● SHORT PROBLEM: Will you write out all the entries below exactly?

● RAW RECORDS:
☆ ☆ ☆ ☆ ☆ ☆ ☆
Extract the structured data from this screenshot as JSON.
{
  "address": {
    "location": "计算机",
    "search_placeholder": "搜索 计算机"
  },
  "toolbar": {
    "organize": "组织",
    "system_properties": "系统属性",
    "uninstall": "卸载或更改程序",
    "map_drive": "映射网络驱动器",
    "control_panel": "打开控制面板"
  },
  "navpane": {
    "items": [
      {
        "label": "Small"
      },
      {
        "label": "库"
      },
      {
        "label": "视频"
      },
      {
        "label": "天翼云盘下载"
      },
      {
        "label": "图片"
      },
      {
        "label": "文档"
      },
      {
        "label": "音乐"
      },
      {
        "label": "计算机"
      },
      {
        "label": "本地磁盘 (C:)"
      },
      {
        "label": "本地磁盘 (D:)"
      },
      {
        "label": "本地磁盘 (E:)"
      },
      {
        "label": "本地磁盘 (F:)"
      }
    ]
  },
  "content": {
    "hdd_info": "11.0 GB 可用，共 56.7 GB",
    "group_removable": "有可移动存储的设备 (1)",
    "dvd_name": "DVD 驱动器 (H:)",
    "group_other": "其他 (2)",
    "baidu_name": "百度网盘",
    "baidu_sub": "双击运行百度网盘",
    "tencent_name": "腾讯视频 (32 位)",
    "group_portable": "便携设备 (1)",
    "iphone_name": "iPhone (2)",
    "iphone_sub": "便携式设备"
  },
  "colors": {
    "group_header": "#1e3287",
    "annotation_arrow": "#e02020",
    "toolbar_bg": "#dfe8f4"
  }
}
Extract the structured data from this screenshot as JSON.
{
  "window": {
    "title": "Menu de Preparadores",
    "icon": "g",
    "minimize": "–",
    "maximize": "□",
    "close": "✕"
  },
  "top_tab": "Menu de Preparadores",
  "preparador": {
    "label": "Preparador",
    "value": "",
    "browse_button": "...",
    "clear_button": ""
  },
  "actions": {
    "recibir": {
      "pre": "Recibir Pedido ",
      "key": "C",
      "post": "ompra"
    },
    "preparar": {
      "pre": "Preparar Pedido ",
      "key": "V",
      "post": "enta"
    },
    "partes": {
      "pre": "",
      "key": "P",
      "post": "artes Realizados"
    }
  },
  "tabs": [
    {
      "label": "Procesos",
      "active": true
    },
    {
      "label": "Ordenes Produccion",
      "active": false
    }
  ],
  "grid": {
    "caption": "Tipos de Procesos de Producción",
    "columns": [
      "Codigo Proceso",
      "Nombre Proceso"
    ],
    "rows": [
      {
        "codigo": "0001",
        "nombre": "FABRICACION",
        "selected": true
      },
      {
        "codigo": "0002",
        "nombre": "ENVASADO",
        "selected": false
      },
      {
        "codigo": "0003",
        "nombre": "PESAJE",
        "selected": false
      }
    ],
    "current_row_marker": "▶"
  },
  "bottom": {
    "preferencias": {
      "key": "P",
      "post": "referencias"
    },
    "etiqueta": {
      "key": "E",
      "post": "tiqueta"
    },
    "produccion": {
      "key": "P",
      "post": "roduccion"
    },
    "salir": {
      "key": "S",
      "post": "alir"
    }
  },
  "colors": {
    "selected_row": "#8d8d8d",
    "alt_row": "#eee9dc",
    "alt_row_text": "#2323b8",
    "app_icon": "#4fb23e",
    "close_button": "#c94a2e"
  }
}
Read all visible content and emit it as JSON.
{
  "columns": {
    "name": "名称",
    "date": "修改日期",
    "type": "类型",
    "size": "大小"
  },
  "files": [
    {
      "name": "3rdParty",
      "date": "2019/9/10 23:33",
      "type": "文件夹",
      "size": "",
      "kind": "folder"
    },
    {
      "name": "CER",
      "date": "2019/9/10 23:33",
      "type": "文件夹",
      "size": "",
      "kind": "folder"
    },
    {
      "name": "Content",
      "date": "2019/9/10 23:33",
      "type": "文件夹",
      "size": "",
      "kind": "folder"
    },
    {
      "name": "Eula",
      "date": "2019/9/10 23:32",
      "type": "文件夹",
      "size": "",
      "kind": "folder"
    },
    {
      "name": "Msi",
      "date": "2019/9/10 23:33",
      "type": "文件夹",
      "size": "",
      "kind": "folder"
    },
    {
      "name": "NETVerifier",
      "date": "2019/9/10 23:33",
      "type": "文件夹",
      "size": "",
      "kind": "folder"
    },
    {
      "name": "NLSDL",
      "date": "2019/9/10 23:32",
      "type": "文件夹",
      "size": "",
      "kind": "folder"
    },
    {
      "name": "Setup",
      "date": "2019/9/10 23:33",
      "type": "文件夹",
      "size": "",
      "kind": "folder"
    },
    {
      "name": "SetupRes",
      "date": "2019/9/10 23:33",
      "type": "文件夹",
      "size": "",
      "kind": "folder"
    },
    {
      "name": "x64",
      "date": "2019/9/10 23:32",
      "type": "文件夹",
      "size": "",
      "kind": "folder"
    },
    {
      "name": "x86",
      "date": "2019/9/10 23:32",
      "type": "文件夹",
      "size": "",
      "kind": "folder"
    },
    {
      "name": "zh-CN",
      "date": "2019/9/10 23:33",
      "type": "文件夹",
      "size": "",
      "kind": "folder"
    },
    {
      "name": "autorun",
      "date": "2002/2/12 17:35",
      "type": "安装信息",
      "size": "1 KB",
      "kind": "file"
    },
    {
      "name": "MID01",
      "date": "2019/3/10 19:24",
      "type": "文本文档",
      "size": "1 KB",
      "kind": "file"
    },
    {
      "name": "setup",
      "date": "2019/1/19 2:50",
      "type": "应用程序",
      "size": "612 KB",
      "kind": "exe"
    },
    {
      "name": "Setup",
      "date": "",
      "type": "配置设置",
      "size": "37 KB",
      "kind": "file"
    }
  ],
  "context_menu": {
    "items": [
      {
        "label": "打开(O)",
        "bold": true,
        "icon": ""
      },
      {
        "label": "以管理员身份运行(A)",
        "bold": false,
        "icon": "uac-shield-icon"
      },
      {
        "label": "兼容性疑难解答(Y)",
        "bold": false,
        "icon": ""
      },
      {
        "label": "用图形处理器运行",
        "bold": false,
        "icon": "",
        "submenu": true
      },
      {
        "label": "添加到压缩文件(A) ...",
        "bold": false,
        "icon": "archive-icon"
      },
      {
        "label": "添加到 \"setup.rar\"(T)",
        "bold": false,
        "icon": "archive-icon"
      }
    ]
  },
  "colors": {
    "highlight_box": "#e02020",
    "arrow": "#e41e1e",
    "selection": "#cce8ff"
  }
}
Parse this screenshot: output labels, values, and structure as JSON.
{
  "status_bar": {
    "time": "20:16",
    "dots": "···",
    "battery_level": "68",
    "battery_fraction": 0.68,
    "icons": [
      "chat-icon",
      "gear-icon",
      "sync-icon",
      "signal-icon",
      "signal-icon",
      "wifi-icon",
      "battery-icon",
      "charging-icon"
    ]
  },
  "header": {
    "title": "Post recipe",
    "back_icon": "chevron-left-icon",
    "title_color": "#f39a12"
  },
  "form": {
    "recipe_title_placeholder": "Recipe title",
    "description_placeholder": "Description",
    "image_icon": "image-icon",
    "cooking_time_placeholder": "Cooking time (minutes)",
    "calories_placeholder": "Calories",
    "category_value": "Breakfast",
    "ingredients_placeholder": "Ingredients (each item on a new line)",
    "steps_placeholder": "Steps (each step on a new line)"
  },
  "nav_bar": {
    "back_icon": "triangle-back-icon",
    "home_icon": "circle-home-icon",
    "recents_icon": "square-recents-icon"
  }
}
☆ ☆ ☆ ☆ ☆ ☆ ☆
● WRITTEN SOLUTION:
Extract the structured data from this screenshot as JSON.
{
  "address": {
    "location": "计算机",
    "search_placeholder": "搜索 计算机"
  },
  "toolbar": {
    "organize": "组织",
    "system_properties": "系统属性",
    "uninstall": "卸载或更改程序",
    "map_drive": "映射网络驱动器",
    "control_panel": "打开控制面板"
  },
  "navpane": {
    "items": [
      {
        "label": "Small"
      },
      {
        "label": "库"
      },
      {
        "label": "视频"
      },
      {
        "label": "天翼云盘下载"
      },
      {
        "label": "图片"
      },
      {
        "label": "文档"
      },
      {
        "label": "音乐"
      },
      {
        "label": "计算机"
      },
      {
        "label": "本地磁盘 (C:)"
      },
      {
        "label": "本地磁盘 (D:)"
      },
      {
        "label": "本地磁盘 (E:)"
      },
      {
        "label": "本地磁盘 (F:)"
      }
    ]
  },
  "content": {
    "hdd_info": "11.0 GB 可用，共 56.7 GB",
    "group_removable": "有可移动存储的设备 (1)",
    "dvd_name": "DVD 驱动器 (H:)",
    "group_other": "其他 (2)",
    "baidu_name": "百度网盘",
    "baidu_sub": "双击运行百度网盘",
    "tencent_name": "腾讯视频 (32 位)",
    "group_portable": "便携设备 (1)",
    "iphone_name": "iPhone (2)",
    "iphone_sub": "便携式设备"
  },
  "colors": {
    "group_header": "#1e3287",
    "annotation_arrow": "#e02020",
    "toolbar_bg": "#dfe8f4"
  }
}
Extract the structured data from this screenshot as JSON.
{
  "window": {
    "title": "Menu de Preparadores",
    "icon": "g",
    "minimize": "–",
    "maximize": "□",
    "close": "✕"
  },
  "top_tab": "Menu de Preparadores",
  "preparador": {
    "label": "Preparador",
    "value": "",
    "browse_button": "...",
    "clear_button": ""
  },
  "actions": {
    "recibir": {
      "pre": "Recibir Pedido ",
      "key": "C",
      "post": "ompra"
    },
    "preparar": {
      "pre": "Preparar Pedido ",
      "key": "V",
      "post": "enta"
    },
    "partes": {
      "pre": "",
      "key": "P",
      "post": "artes Realizados"
    }
  },
  "tabs": [
    {
      "label": "Procesos",
      "active": true
    },
    {
      "label": "Ordenes Produccion",
      "active": false
    }
  ],
  "grid": {
    "caption": "Tipos de Procesos de Producción",
    "columns": [
      "Codigo Proceso",
      "Nombre Proceso"
    ],
    "rows": [
      {
        "codigo": "0001",
        "nombre": "FABRICACION",
        "selected": true
      },
      {
        "codigo": "0002",
        "nombre": "ENVASADO",
        "selected": false
      },
      {
        "codigo": "0003",
        "nombre": "PESAJE",
        "selected": false
      }
    ],
    "current_row_marker": "▶"
  },
  "bottom": {
    "preferencias": {
      "key": "P",
      "post": "referencias"
    },
    "etiqueta": {
      "key": "E",
      "post": "tiqueta"
    },
    "produccion": {
      "key": "P",
      "post": "roduccion"
    },
    "salir": {
      "key": "S",
      "post": "alir"
    }
  },
  "colors": {
    "selected_row": "#8d8d8d",
    "alt_row": "#eee9dc",
    "alt_row_text": "#2323b8",
    "app_icon": "#4fb23e",
    "close_button": "#c94a2e"
  }
}
Read all visible content and emit it as JSON.
{
  "columns": {
    "name": "名称",
    "date": "修改日期",
    "type": "类型",
    "size": "大小"
  },
  "files": [
    {
      "name": "3rdParty",
      "date": "2019/9/10 23:33",
      "type": "文件夹",
      "size": "",
      "kind": "folder"
    },
    {
      "name": "CER",
      "date": "2019/9/10 23:33",
      "type": "文件夹",
      "size": "",
      "kind": "folder"
    },
    {
      "name": "Content",
      "date": "2019/9/10 23:33",
      "type": "文件夹",
      "size": "",
      "kind": "folder"
    },
    {
      "name": "Eula",
      "date": "2019/9/10 23:32",
      "type": "文件夹",
      "size": "",
      "kind": "folder"
    },
    {
      "name": "Msi",
      "date": "2019/9/10 23:33",
      "type": "文件夹",
      "size": "",
      "kind": "folder"
    },
    {
      "name": "NETVerifier",
      "date": "2019/9/10 23:33",
      "type": "文件夹",
      "size": "",
      "kind": "folder"
    },
    {
      "name": "NLSDL",
      "date": "2019/9/10 23:32",
      "type": "文件夹",
      "size": "",
      "kind": "folder"
    },
    {
      "name": "Setup",
      "date": "2019/9/10 23:33",
      "type": "文件夹",
      "size": "",
      "kind": "folder"
    },
    {
      "name": "SetupRes",
      "date": "2019/9/10 23:33",
      "type": "文件夹",
      "size": "",
      "kind": "folder"
    },
    {
      "name": "x64",
      "date": "2019/9/10 23:32",
      "type": "文件夹",
      "size": "",
      "kind": "folder"
    },
    {
      "name": "x86",
      "date": "2019/9/10 23:32",
      "type": "文件夹",
      "size": "",
      "kind": "folder"
    },
    {
      "name": "zh-CN",
      "date": "2019/9/10 23:33",
      "type": "文件夹",
      "size": "",
      "kind": "folder"
    },
    {
      "name": "autorun",
      "date": "2002/2/12 17:35",
      "type": "安装信息",
      "size": "1 KB",
      "kind": "file"
    },
    {
      "name": "MID01",
      "date": "2019/3/10 19:24",
      "type": "文本文档",
      "size": "1 KB",
      "kind": "file"
    },
    {
      "name": "setup",
      "date": "2019/1/19 2:50",
      "type": "应用程序",
      "size": "612 KB",
      "kind": "exe"
    },
    {
      "name": "Setup",
      "date": "",
      "type": "配置设置",
      "size": "37 KB",
      "kind": "file"
    }
  ],
  "context_menu": {
    "items": [
      {
        "label": "打开(O)",
        "bold": true,
        "icon": ""
      },
      {
        "label": "以管理员身份运行(A)",
        "bold": false,
        "icon": "uac-shield-icon"
      },
      {
        "label": "兼容性疑难解答(Y)",
        "bold": false,
        "icon": ""
      },
      {
        "label": "用图形处理器运行",
        "bold": false,
        "icon": "",
        "submenu": true
      },
      {
        "label": "添加到压缩文件(A) ...",
        "bold": false,
        "icon": "archive-icon"
      },
      {
        "label": "添加到 \"setup.rar\"(T)",
        "bold": false,
        "icon": "archive-icon"
      }
    ]
  },
  "colors": {
    "highlight_box": "#e02020",
    "arrow": "#e41e1e",
    "selection": "#cce8ff"
  }
}
Parse this screenshot: output labels, values, and structure as JSON.
{
  "status_bar": {
    "time": "20:16",
    "dots": "···",
    "battery_level": "68",
    "battery_fraction": 0.68,
    "icons": [
      "chat-icon",
      "gear-icon",
      "sync-icon",
      "signal-icon",
      "signal-icon",
      "wifi-icon",
      "battery-icon",
      "charging-icon"
    ]
  },
  "header": {
    "title": "Post recipe",
    "back_icon": "chevron-left-icon",
    "title_color": "#f39a12"
  },
  "form": {
    "recipe_title_placeholder": "Recipe title",
    "description_placeholder": "Description",
    "image_icon": "image-icon",
    "cooking_time_placeholder": "Cooking time (minutes)",
    "calories_placeholder": "Calories",
    "category_value": "Breakfast",
    "ingredients_placeholder": "Ingredients (each item on a new line)",
    "steps_placeholder": "Steps (each step on a new line)"
  },
  "nav_bar": {
    "back_icon": "triangle-back-icon",
    "home_icon": "circle-home-icon",
    "recents_icon": "square-recents-icon"
  }
}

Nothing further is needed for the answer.